=== Task directions ===
Lines containing "color" are to be counted. Report the count alone.

=== Excerpted data ===
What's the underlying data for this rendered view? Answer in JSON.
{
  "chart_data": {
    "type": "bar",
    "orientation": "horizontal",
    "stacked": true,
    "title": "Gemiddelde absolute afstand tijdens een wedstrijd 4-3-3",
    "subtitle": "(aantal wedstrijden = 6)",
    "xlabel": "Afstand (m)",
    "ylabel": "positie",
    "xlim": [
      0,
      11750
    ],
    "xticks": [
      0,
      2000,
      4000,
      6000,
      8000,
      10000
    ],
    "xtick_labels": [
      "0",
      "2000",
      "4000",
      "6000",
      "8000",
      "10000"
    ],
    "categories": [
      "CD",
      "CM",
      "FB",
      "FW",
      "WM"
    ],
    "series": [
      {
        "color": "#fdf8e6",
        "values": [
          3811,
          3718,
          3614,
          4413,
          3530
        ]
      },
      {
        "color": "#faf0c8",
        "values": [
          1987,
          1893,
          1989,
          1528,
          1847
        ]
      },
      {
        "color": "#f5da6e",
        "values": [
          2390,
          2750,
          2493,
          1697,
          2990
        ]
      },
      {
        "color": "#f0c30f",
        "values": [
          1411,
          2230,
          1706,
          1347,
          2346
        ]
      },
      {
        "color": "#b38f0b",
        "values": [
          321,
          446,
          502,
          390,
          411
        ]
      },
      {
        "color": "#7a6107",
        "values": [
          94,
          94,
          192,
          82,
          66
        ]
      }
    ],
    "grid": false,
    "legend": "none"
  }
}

=== Written response ===
6